Only a number is wanted: how many lines of the entries include the string "applications"?

++++++++++++++++++++

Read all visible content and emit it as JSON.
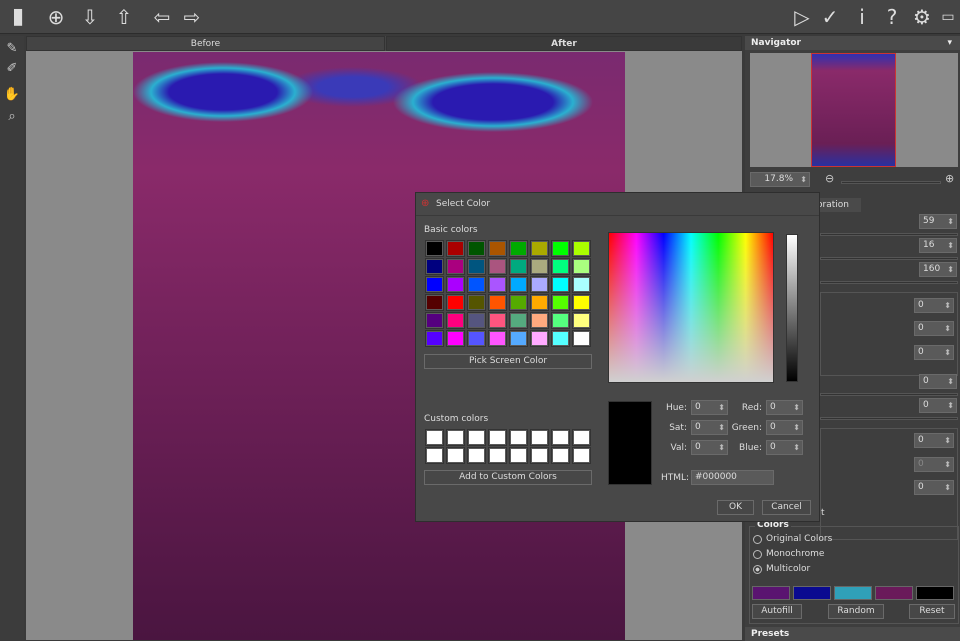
{
  "toolbar": {
    "left_icons": [
      "app-logo-icon",
      "open-icon",
      "import-icon",
      "export-icon",
      "back-arrow-icon",
      "forward-arrow-icon"
    ],
    "right_icons": [
      "play-icon",
      "apply-check-icon",
      "info-icon",
      "help-icon",
      "settings-icon",
      "chat-icon"
    ]
  },
  "view_tabs": {
    "before": "Before",
    "after": "After"
  },
  "navigator": {
    "title": "Navigator",
    "zoom": "17.8%"
  },
  "settings": {
    "tab_label": "oration",
    "values_a": [
      "59",
      "16",
      "160"
    ],
    "values_b": [
      "0",
      "0",
      "0"
    ],
    "values_c": [
      "0",
      "0"
    ],
    "values_d": [
      "0",
      "0",
      "0"
    ],
    "cut_label": "t"
  },
  "colors": {
    "title": "Colors",
    "options": [
      "Original Colors",
      "Monochrome",
      "Multicolor"
    ],
    "selected": "Multicolor",
    "swatches": [
      "#5a1470",
      "#0a0a90",
      "#30a0b8",
      "#6a1a5a",
      "#000000"
    ],
    "autofill": "Autofill",
    "random": "Random",
    "reset": "Reset"
  },
  "presets": {
    "title": "Presets"
  },
  "dialog": {
    "title": "Select Color",
    "basic_colors_label": "Basic colors",
    "basic_colors": [
      "#000000",
      "#aa0000",
      "#005500",
      "#aa5500",
      "#00aa00",
      "#aaaa00",
      "#00ff00",
      "#aaff00",
      "#00007f",
      "#aa007f",
      "#00557f",
      "#aa557f",
      "#00aa7f",
      "#aaaa7f",
      "#00ff7f",
      "#aaff7f",
      "#0000ff",
      "#aa00ff",
      "#0055ff",
      "#aa55ff",
      "#00aaff",
      "#aaaaff",
      "#00ffff",
      "#aaffff",
      "#550000",
      "#ff0000",
      "#555500",
      "#ff5500",
      "#55aa00",
      "#ffaa00",
      "#55ff00",
      "#ffff00",
      "#55007f",
      "#ff007f",
      "#55557f",
      "#ff557f",
      "#55aa7f",
      "#ffaa7f",
      "#55ff7f",
      "#ffff7f",
      "#5500ff",
      "#ff00ff",
      "#5555ff",
      "#ff55ff",
      "#55aaff",
      "#ffaaff",
      "#55ffff",
      "#ffffff"
    ],
    "pick_screen": "Pick Screen Color",
    "custom_colors_label": "Custom colors",
    "add_custom": "Add to Custom Colors",
    "hue_label": "Hue:",
    "sat_label": "Sat:",
    "val_label": "Val:",
    "red_label": "Red:",
    "green_label": "Green:",
    "blue_label": "Blue:",
    "hue": "0",
    "sat": "0",
    "val": "0",
    "red": "0",
    "green": "0",
    "blue": "0",
    "html_label": "HTML:",
    "html": "#000000",
    "ok": "OK",
    "cancel": "Cancel",
    "current_color": "#000000"
  }
}
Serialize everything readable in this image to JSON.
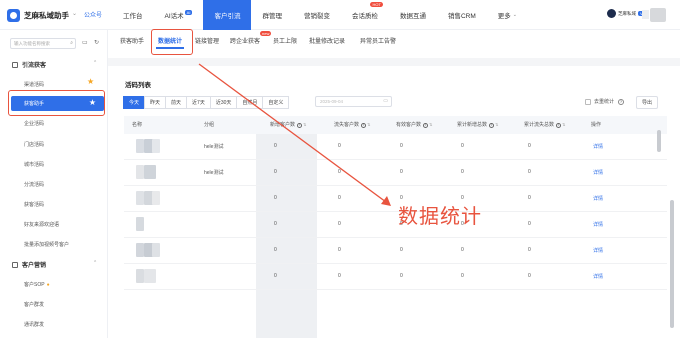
{
  "app": {
    "name": "芝麻私域助手",
    "public_account": "公众号"
  },
  "nav": [
    {
      "label": "工作台"
    },
    {
      "label": "AI话术",
      "badge": "AI"
    },
    {
      "label": "客户引流",
      "active": true
    },
    {
      "label": "群管理"
    },
    {
      "label": "营销裂变"
    },
    {
      "label": "会话质检",
      "badge": "HOT"
    },
    {
      "label": "数据互通"
    },
    {
      "label": "销售CRM"
    },
    {
      "label": "更多"
    }
  ],
  "user": {
    "name": "芝麻私域",
    "tag": "VIP"
  },
  "sidebar": {
    "search_placeholder": "输入功能名称搜索",
    "group1": "引流获客",
    "items": [
      "渠道活码",
      "获客助手",
      "企业活码",
      "门店活码",
      "城市活码",
      "分流活码",
      "获客活码",
      "好友来源欢迎语",
      "批量添加视频号客户"
    ],
    "group2": "客户营销",
    "items2": [
      "客户SOP",
      "客户群发",
      "通讯群发"
    ]
  },
  "subtabs": [
    "获客助手",
    "数据统计",
    "链接管理",
    "跨企业获客",
    "员工上限",
    "批量修改记录",
    "异常员工告警"
  ],
  "subtab_new_badge": "new",
  "panel": {
    "title": "活码列表",
    "date_tabs": [
      "今天",
      "昨天",
      "前天",
      "近7天",
      "近30天",
      "自然月",
      "自定义"
    ],
    "date_placeholder": "2025-09-04",
    "toggle_label": "去重统计",
    "export_label": "导出"
  },
  "table": {
    "headers": [
      "名称",
      "分组",
      "新增客户数",
      "流失客户数",
      "有效客户数",
      "累计新增总数",
      "累计流失总数",
      "操作"
    ],
    "rows": [
      {
        "group": "hele测试",
        "v": [
          "0",
          "0",
          "0",
          "0",
          "0"
        ],
        "action": "详情"
      },
      {
        "group": "hele测试",
        "v": [
          "0",
          "0",
          "0",
          "0",
          "0"
        ],
        "action": "详情"
      },
      {
        "group": "",
        "v": [
          "0",
          "0",
          "0",
          "0",
          "0"
        ],
        "action": "详情"
      },
      {
        "group": "",
        "v": [
          "0",
          "0",
          "0",
          "0",
          "0"
        ],
        "action": "详情"
      },
      {
        "group": "",
        "v": [
          "0",
          "0",
          "0",
          "0",
          "0"
        ],
        "action": "详情"
      },
      {
        "group": "",
        "v": [
          "0",
          "0",
          "0",
          "0",
          "0"
        ],
        "action": "详情"
      }
    ]
  },
  "annotation": {
    "label": "数据统计",
    "color": "#e8543f"
  }
}
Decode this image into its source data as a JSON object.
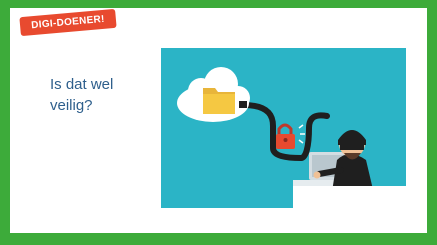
{
  "badge": {
    "label": "DIGI-DOENER!"
  },
  "slide": {
    "heading_line1": "Is dat wel",
    "heading_line2": "veilig?"
  },
  "colors": {
    "frame": "#3dab3a",
    "badge": "#e84a2f",
    "panel": "#2bb4c6",
    "heading": "#2e5f8c"
  },
  "illustration": {
    "icons": [
      "cloud-icon",
      "folder-icon",
      "padlock-icon",
      "hacker-icon",
      "laptop-icon"
    ]
  }
}
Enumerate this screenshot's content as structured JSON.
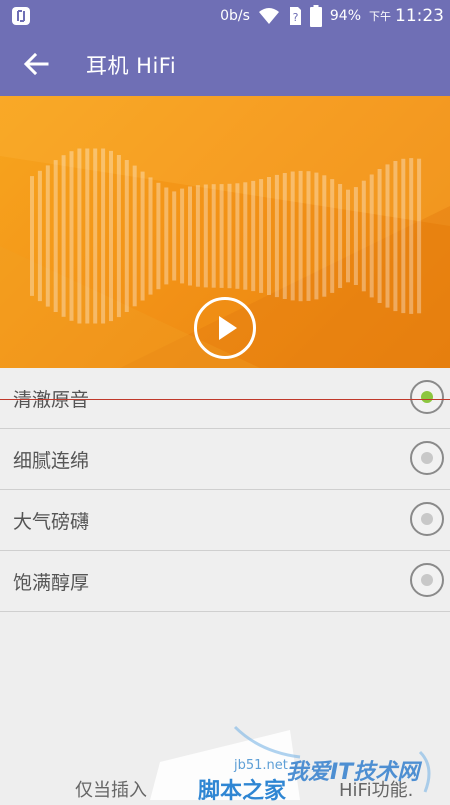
{
  "status_bar": {
    "speed": "0b/s",
    "battery": "94%",
    "period": "下午",
    "time": "11:23",
    "icons": [
      "app-notification-icon",
      "wifi-icon",
      "sim-card-icon",
      "battery-icon"
    ]
  },
  "app_bar": {
    "title": "耳机 HiFi",
    "back_icon": "arrow-left-icon"
  },
  "banner": {
    "play_icon": "play-icon",
    "colors": {
      "top": "#f7a51e",
      "bottom": "#e8810e"
    }
  },
  "options": [
    {
      "label": "清澈原音",
      "selected": true
    },
    {
      "label": "细腻连绵",
      "selected": false
    },
    {
      "label": "大气磅礴",
      "selected": false
    },
    {
      "label": "饱满醇厚",
      "selected": false
    }
  ],
  "footer": {
    "note_start": "仅当插入",
    "note_end": "HiFi功能."
  },
  "watermark": {
    "site": "jb51.net",
    "name": "脚本之家",
    "brand": "我爱IT技术网"
  },
  "colors": {
    "accent": "#6f6fb5",
    "selected": "#8cc63f"
  }
}
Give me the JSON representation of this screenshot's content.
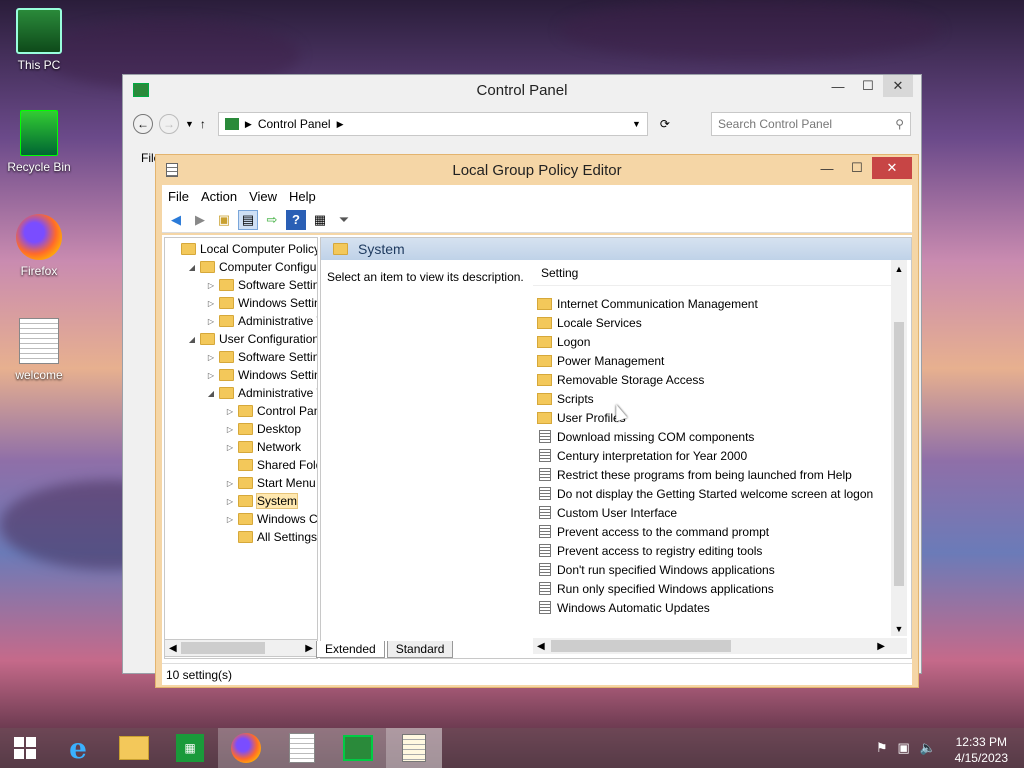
{
  "desktop": {
    "icons": [
      {
        "label": "This PC",
        "icon": "this-pc-icon"
      },
      {
        "label": "Recycle Bin",
        "icon": "recycle-bin-icon"
      },
      {
        "label": "Firefox",
        "icon": "firefox-icon"
      },
      {
        "label": "welcome",
        "icon": "text-file-icon"
      }
    ]
  },
  "control_panel": {
    "title": "Control Panel",
    "address": "Control Panel",
    "search_placeholder": "Search Control Panel",
    "menu_peek": "File"
  },
  "gpe": {
    "title": "Local Group Policy Editor",
    "menu": [
      "File",
      "Action",
      "View",
      "Help"
    ],
    "tree": [
      {
        "label": "Local Computer Policy",
        "level": 0,
        "toggle": ""
      },
      {
        "label": "Computer Configura",
        "level": 1,
        "toggle": "◢"
      },
      {
        "label": "Software Settings",
        "level": 2,
        "toggle": "▷"
      },
      {
        "label": "Windows Setting",
        "level": 2,
        "toggle": "▷"
      },
      {
        "label": "Administrative Te",
        "level": 2,
        "toggle": "▷"
      },
      {
        "label": "User Configuration",
        "level": 1,
        "toggle": "◢"
      },
      {
        "label": "Software Settings",
        "level": 2,
        "toggle": "▷"
      },
      {
        "label": "Windows Setting",
        "level": 2,
        "toggle": "▷"
      },
      {
        "label": "Administrative Te",
        "level": 2,
        "toggle": "◢"
      },
      {
        "label": "Control Panel",
        "level": 3,
        "toggle": "▷"
      },
      {
        "label": "Desktop",
        "level": 3,
        "toggle": "▷"
      },
      {
        "label": "Network",
        "level": 3,
        "toggle": "▷"
      },
      {
        "label": "Shared Folder",
        "level": 3,
        "toggle": ""
      },
      {
        "label": "Start Menu ar",
        "level": 3,
        "toggle": "▷"
      },
      {
        "label": "System",
        "level": 3,
        "toggle": "▷",
        "selected": true
      },
      {
        "label": "Windows Cor",
        "level": 3,
        "toggle": "▷"
      },
      {
        "label": "All Settings",
        "level": 3,
        "toggle": ""
      }
    ],
    "pane_header": "System",
    "description": "Select an item to view its description.",
    "column_header": "Setting",
    "items": [
      {
        "label": "Internet Communication Management",
        "type": "folder"
      },
      {
        "label": "Locale Services",
        "type": "folder"
      },
      {
        "label": "Logon",
        "type": "folder"
      },
      {
        "label": "Power Management",
        "type": "folder"
      },
      {
        "label": "Removable Storage Access",
        "type": "folder"
      },
      {
        "label": "Scripts",
        "type": "folder"
      },
      {
        "label": "User Profiles",
        "type": "folder"
      },
      {
        "label": "Download missing COM components",
        "type": "setting"
      },
      {
        "label": "Century interpretation for Year 2000",
        "type": "setting"
      },
      {
        "label": "Restrict these programs from being launched from Help",
        "type": "setting"
      },
      {
        "label": "Do not display the Getting Started welcome screen at logon",
        "type": "setting"
      },
      {
        "label": "Custom User Interface",
        "type": "setting"
      },
      {
        "label": "Prevent access to the command prompt",
        "type": "setting"
      },
      {
        "label": "Prevent access to registry editing tools",
        "type": "setting"
      },
      {
        "label": "Don't run specified Windows applications",
        "type": "setting"
      },
      {
        "label": "Run only specified Windows applications",
        "type": "setting"
      },
      {
        "label": "Windows Automatic Updates",
        "type": "setting"
      }
    ],
    "tabs": [
      "Extended",
      "Standard"
    ],
    "status": "10 setting(s)"
  },
  "taskbar": {
    "time": "12:33 PM",
    "date": "4/15/2023"
  }
}
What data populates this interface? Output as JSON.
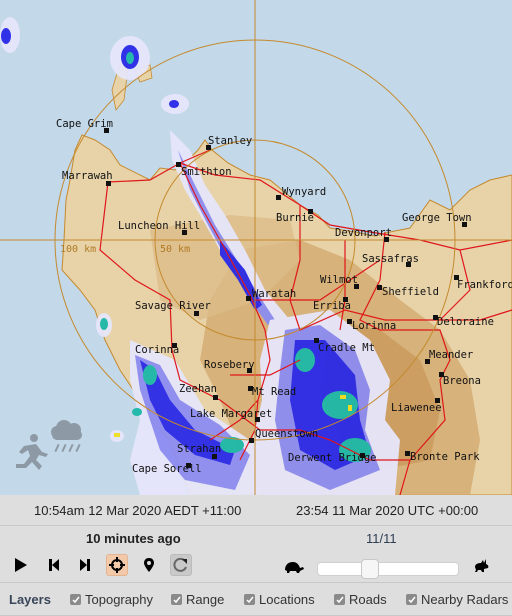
{
  "map": {
    "colors": {
      "sea": "#c3d8e8",
      "land": "#e8d3a9",
      "range_ring": "#c48a2e",
      "road": "#e0161b"
    },
    "range_rings": [
      {
        "label": "100 km"
      },
      {
        "label": "50 km"
      }
    ],
    "towns": [
      {
        "name": "Cape Grim"
      },
      {
        "name": "Stanley"
      },
      {
        "name": "Smithton"
      },
      {
        "name": "Marrawah"
      },
      {
        "name": "Wynyard"
      },
      {
        "name": "Burnie"
      },
      {
        "name": "George Town"
      },
      {
        "name": "Luncheon Hill"
      },
      {
        "name": "Devonport"
      },
      {
        "name": "Sassafras"
      },
      {
        "name": "Wilmot"
      },
      {
        "name": "Sheffield"
      },
      {
        "name": "Frankford"
      },
      {
        "name": "Waratah"
      },
      {
        "name": "Erriba"
      },
      {
        "name": "Savage River"
      },
      {
        "name": "Lorinna"
      },
      {
        "name": "Deloraine"
      },
      {
        "name": "Cradle Mt"
      },
      {
        "name": "Corinna"
      },
      {
        "name": "Meander"
      },
      {
        "name": "Rosebery"
      },
      {
        "name": "Breona"
      },
      {
        "name": "Zeehan"
      },
      {
        "name": "Mt Read"
      },
      {
        "name": "Lake Margaret"
      },
      {
        "name": "Liawenee"
      },
      {
        "name": "Queenstown"
      },
      {
        "name": "Strahan"
      },
      {
        "name": "Derwent Bridge"
      },
      {
        "name": "Bronte Park"
      },
      {
        "name": "Cape Sorell"
      }
    ],
    "weather_icon": "running-in-rain-icon"
  },
  "panel": {
    "local_time": "10:54am 12 Mar 2020 AEDT +11:00",
    "utc_time": "23:54 11 Mar 2020 UTC +00:00",
    "age": "10 minutes ago",
    "frame": "11/11",
    "controls": {
      "play": "play-icon",
      "prev": "step-back-icon",
      "next": "step-forward-icon",
      "center": "crosshair-icon",
      "location": "map-pin-icon",
      "refresh": "refresh-icon"
    },
    "speed": {
      "slow": "turtle-icon",
      "fast": "rabbit-icon",
      "value_fraction": 0.35
    },
    "layers": {
      "title": "Layers",
      "items": [
        {
          "label": "Topography",
          "checked": true
        },
        {
          "label": "Range",
          "checked": true
        },
        {
          "label": "Locations",
          "checked": true
        },
        {
          "label": "Roads",
          "checked": true
        },
        {
          "label": "Nearby Radars",
          "checked": true
        }
      ]
    }
  }
}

++++++++++++++++++++

| WORKED ANSWER |
2